*Given data:*
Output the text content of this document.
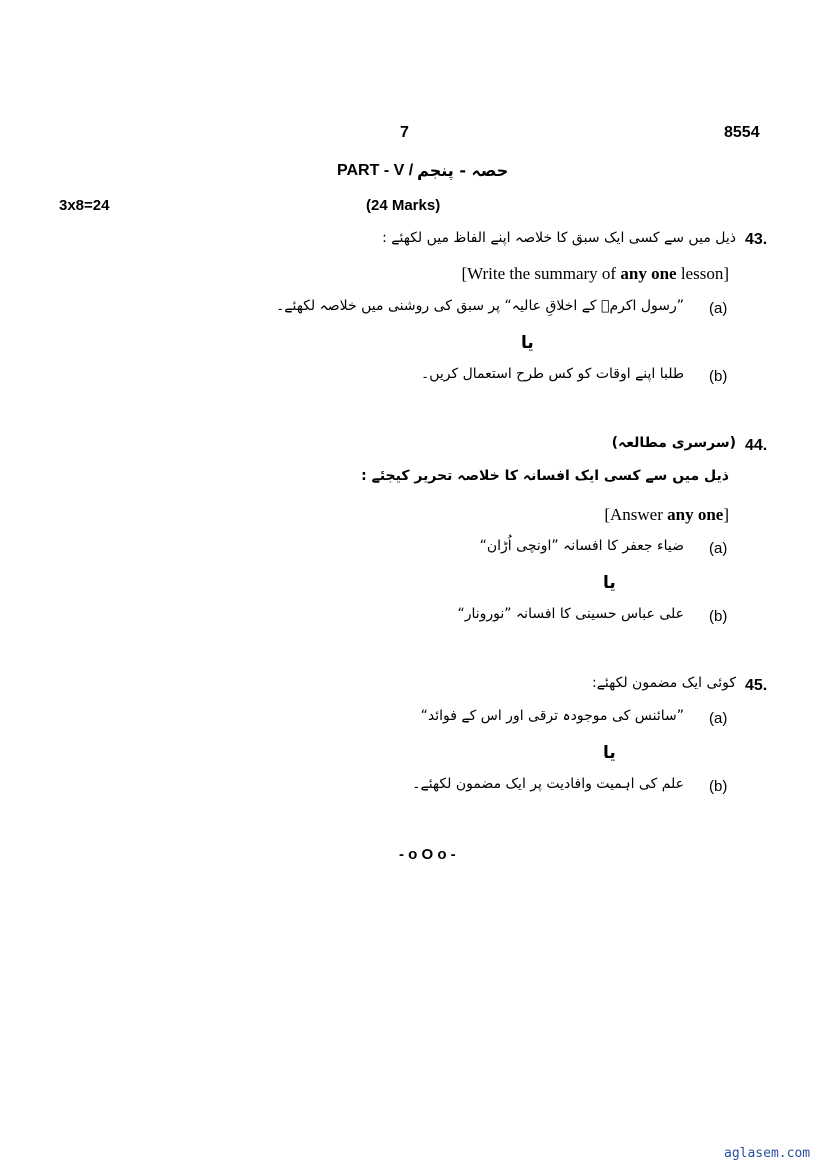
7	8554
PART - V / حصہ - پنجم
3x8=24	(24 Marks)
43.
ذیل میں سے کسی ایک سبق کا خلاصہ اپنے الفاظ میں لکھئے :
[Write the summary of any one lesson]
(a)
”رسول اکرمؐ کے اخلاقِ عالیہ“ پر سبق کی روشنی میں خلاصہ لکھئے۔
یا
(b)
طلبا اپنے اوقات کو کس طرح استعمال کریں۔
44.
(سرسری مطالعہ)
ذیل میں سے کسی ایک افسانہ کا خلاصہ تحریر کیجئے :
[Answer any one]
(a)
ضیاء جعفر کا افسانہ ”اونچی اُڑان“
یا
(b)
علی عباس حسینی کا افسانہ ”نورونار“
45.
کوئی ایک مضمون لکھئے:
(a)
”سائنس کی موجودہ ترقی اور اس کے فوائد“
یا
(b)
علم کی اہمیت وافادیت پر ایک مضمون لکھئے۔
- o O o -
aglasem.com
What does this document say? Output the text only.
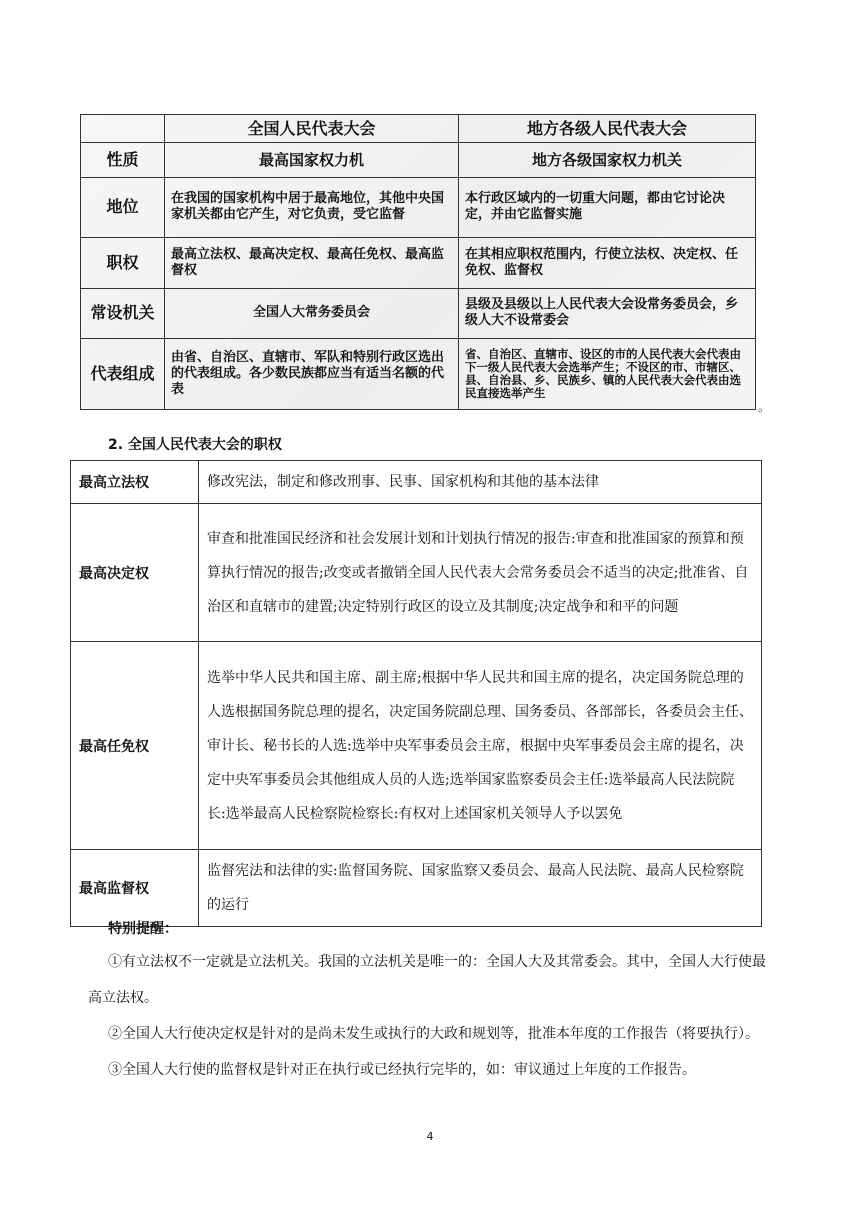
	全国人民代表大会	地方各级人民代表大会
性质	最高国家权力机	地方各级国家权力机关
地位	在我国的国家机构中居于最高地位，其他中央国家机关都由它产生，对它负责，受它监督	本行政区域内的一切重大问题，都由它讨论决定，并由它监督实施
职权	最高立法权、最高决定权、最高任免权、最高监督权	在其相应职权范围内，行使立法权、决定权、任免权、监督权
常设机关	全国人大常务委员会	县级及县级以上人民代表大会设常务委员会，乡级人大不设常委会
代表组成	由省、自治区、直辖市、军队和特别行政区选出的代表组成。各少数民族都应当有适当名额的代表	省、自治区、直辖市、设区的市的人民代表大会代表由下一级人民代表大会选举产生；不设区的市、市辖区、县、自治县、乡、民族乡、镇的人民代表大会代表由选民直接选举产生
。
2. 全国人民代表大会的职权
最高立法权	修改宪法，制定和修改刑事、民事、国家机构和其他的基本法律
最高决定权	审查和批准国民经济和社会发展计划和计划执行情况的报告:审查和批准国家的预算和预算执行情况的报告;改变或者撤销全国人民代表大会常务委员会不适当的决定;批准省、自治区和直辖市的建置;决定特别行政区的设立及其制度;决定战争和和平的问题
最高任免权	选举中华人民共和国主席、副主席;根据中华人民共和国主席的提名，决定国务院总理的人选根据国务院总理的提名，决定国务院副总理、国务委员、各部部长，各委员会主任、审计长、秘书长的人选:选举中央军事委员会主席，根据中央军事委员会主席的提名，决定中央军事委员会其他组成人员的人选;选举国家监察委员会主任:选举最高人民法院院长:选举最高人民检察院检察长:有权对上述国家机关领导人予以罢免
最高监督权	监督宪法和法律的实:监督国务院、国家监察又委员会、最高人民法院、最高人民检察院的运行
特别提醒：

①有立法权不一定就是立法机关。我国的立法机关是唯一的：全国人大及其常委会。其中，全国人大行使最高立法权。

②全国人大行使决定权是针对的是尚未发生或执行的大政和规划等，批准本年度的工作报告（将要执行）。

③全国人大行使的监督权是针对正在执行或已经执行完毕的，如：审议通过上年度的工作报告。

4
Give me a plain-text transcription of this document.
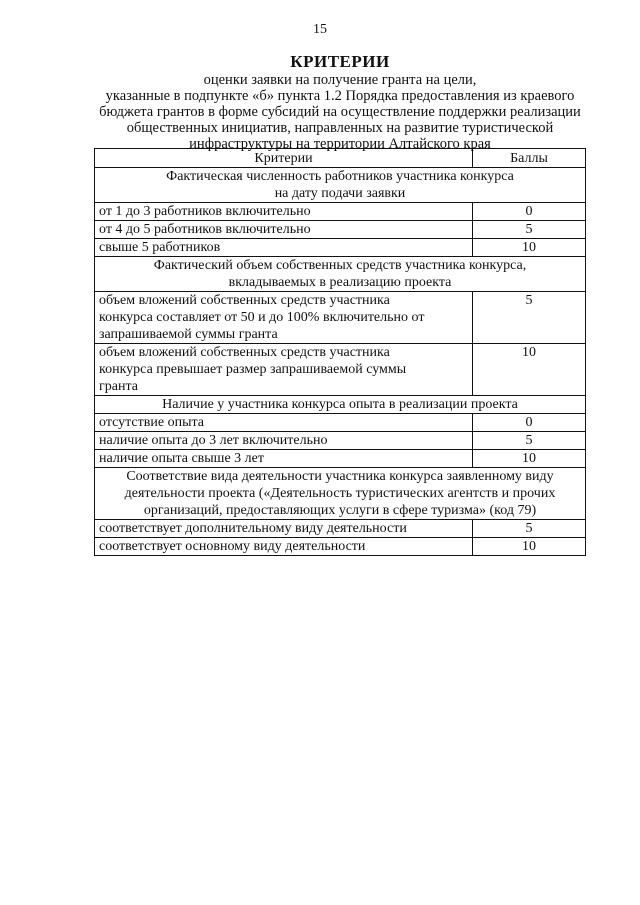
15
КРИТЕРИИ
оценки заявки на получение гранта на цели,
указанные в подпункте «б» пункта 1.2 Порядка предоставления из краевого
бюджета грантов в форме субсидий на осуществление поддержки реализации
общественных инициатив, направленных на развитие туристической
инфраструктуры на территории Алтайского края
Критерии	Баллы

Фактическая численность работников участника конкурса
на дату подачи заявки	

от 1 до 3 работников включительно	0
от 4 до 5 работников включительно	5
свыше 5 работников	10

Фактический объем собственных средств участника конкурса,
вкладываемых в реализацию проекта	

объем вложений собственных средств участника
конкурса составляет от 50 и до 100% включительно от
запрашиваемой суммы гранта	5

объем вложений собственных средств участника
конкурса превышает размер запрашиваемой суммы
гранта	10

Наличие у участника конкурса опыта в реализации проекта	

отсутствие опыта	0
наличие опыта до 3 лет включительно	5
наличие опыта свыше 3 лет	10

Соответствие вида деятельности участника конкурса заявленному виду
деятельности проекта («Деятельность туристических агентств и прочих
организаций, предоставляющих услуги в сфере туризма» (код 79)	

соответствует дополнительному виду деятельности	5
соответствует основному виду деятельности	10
...
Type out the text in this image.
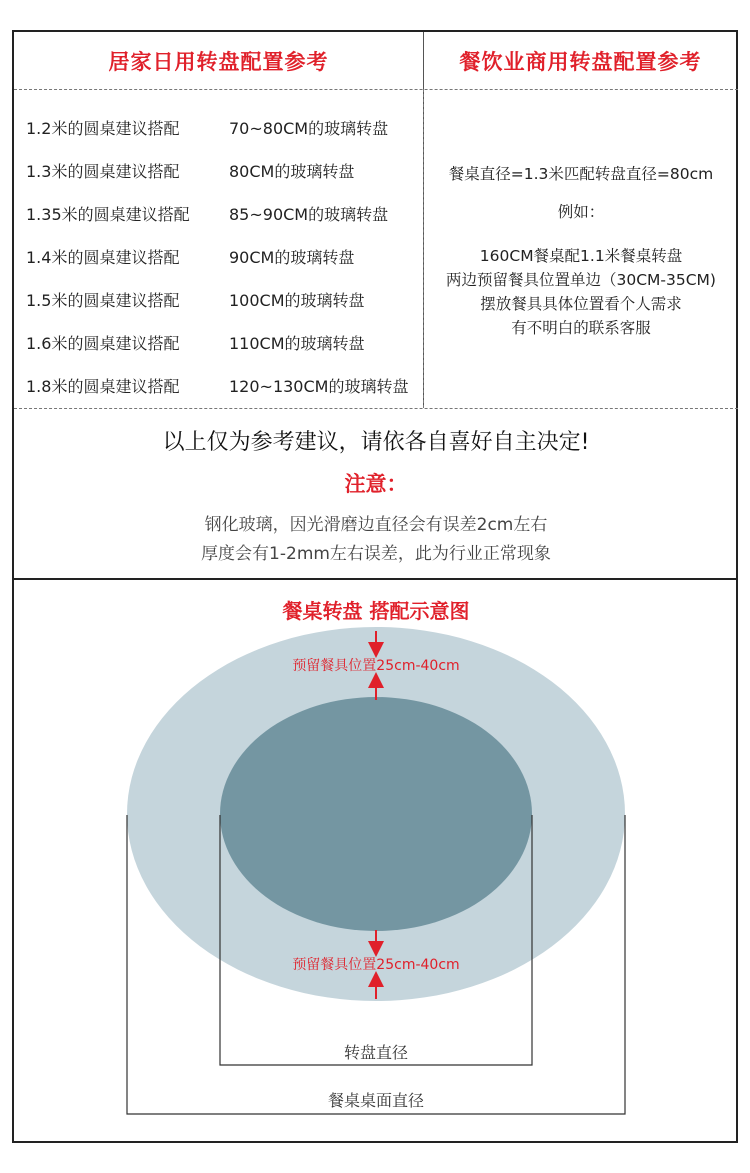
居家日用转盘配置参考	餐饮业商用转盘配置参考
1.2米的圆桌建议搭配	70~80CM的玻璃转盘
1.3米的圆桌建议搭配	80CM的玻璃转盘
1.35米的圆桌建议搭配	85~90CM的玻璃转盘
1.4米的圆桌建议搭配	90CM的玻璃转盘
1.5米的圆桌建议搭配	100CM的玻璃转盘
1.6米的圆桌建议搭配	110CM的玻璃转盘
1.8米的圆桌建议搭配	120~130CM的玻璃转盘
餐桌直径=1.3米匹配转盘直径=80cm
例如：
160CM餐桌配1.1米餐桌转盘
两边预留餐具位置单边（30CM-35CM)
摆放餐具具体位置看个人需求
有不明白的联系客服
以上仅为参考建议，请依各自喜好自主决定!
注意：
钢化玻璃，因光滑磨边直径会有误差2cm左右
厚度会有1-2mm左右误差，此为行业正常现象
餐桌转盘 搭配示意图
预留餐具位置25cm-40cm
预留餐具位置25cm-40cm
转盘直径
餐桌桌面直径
==
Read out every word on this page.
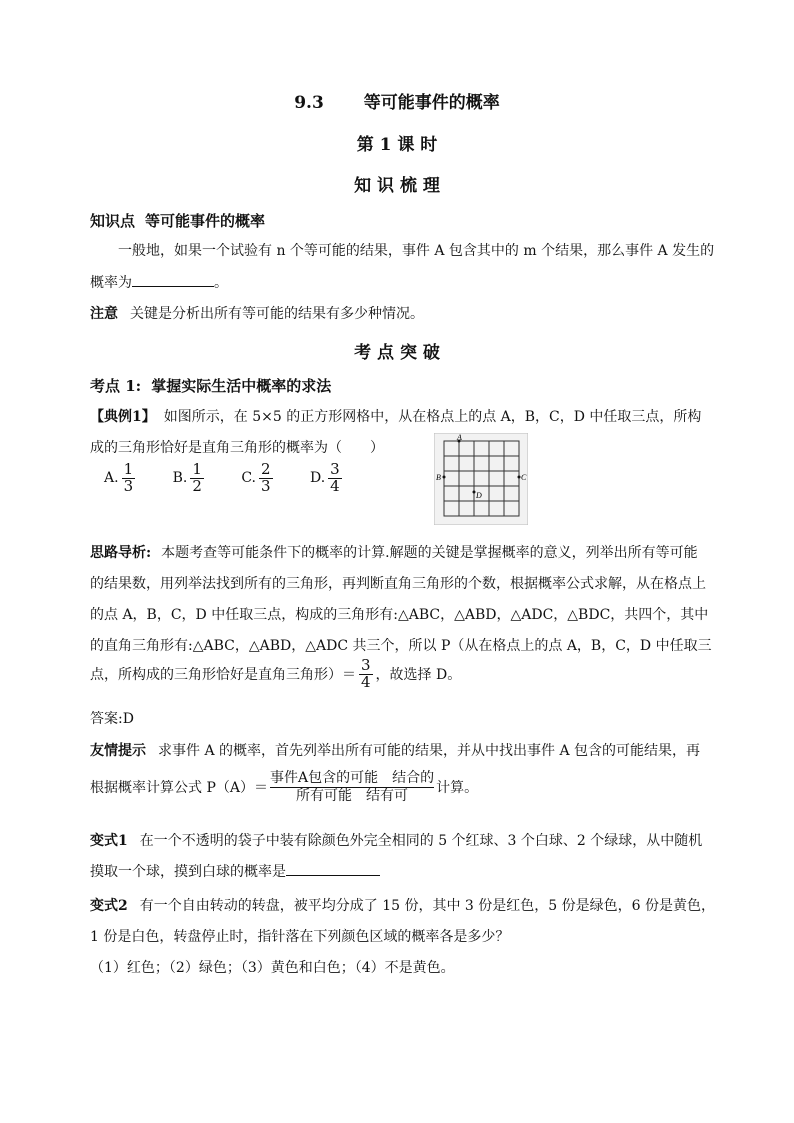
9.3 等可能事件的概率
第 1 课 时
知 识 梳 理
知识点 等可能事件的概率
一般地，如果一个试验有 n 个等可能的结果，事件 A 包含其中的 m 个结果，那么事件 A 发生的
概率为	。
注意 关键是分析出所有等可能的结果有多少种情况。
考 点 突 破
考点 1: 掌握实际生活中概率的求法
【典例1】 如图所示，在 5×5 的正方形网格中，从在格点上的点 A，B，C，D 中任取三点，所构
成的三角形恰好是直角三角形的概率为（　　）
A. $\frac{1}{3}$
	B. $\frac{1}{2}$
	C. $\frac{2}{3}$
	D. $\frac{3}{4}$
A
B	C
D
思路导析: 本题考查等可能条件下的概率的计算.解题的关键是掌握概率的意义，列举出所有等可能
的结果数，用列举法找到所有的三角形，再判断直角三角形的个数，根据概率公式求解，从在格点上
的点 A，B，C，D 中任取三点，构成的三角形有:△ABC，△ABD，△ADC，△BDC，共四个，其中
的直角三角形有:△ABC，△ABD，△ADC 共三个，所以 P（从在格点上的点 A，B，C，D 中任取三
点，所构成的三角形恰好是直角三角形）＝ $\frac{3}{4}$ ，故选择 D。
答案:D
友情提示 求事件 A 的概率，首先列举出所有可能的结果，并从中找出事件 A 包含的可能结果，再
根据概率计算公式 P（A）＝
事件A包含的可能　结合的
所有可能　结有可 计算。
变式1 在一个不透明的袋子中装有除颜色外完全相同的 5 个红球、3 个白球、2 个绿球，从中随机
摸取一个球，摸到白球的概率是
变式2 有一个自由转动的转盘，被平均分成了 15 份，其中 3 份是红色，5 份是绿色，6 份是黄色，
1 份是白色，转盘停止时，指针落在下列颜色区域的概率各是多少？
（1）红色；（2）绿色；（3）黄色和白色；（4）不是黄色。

*Task objective:*
Collect every line above that contains the word "свыше".

*Response to this exercise:*
свыше 5 работников	10
наличие опыта свыше 3 лет	10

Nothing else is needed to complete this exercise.